Task description —
In the lines below, find the one that contains "Read this page and output its text content." and write it out exactly, along with every line that follows it.

□ □ □ □ □

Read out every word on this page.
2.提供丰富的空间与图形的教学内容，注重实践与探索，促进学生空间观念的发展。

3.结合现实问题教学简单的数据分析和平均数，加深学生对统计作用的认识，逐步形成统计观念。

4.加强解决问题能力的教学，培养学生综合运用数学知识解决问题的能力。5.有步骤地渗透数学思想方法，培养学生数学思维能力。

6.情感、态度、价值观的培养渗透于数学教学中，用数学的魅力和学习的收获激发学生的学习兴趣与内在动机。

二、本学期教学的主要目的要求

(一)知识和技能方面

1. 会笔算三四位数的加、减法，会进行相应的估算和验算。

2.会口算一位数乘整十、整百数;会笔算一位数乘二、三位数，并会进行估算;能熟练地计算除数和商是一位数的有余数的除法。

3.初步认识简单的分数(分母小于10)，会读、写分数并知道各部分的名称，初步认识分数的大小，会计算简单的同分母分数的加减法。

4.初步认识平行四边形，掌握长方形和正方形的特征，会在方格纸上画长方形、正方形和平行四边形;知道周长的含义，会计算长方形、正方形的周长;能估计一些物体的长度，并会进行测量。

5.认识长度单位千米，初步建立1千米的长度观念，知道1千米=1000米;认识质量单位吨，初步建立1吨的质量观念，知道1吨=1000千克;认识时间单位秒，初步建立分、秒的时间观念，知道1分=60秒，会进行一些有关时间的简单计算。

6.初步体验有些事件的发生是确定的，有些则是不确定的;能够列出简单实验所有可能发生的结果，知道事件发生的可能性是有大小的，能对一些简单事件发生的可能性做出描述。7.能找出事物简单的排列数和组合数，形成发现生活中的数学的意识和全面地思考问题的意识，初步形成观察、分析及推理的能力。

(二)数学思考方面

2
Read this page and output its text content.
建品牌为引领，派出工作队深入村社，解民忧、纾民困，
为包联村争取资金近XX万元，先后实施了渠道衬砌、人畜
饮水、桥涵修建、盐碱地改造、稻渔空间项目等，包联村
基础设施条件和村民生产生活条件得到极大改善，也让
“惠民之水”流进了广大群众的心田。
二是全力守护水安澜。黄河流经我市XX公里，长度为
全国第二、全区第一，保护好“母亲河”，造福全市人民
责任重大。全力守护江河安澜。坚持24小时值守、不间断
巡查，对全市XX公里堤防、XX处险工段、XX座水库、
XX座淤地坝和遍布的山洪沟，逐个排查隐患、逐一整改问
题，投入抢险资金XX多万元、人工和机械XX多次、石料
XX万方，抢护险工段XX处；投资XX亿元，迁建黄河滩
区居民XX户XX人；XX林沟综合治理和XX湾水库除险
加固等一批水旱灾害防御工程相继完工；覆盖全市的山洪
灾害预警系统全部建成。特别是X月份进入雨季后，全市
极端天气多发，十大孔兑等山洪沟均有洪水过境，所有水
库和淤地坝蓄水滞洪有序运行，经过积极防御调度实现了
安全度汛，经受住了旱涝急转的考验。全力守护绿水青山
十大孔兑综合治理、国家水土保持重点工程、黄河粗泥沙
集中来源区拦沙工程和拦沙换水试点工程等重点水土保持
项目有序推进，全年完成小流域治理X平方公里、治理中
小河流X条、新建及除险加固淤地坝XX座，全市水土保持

□ □ □ □ □

Full response —
Read this page and output its text content.
建品牌为引领，派出工作队深入村社，解民忧、纾民困，
为包联村争取资金近XX万元，先后实施了渠道衬砌、人畜
饮水、桥涵修建、盐碱地改造、稻渔空间项目等，包联村
基础设施条件和村民生产生活条件得到极大改善，也让
“惠民之水”流进了广大群众的心田。
二是全力守护水安澜。黄河流经我市XX公里，长度为
全国第二、全区第一，保护好“母亲河”，造福全市人民
责任重大。全力守护江河安澜。坚持24小时值守、不间断
巡查，对全市XX公里堤防、XX处险工段、XX座水库、
XX座淤地坝和遍布的山洪沟，逐个排查隐患、逐一整改问
题，投入抢险资金XX多万元、人工和机械XX多次、石料
XX万方，抢护险工段XX处；投资XX亿元，迁建黄河滩
区居民XX户XX人；XX林沟综合治理和XX湾水库除险
加固等一批水旱灾害防御工程相继完工；覆盖全市的山洪
灾害预警系统全部建成。特别是X月份进入雨季后，全市
极端天气多发，十大孔兑等山洪沟均有洪水过境，所有水
库和淤地坝蓄水滞洪有序运行，经过积极防御调度实现了
安全度汛，经受住了旱涝急转的考验。全力守护绿水青山
十大孔兑综合治理、国家水土保持重点工程、黄河粗泥沙
集中来源区拦沙工程和拦沙换水试点工程等重点水土保持
项目有序推进，全年完成小流域治理X平方公里、治理中
小河流X条、新建及除险加固淤地坝XX座，全市水土保持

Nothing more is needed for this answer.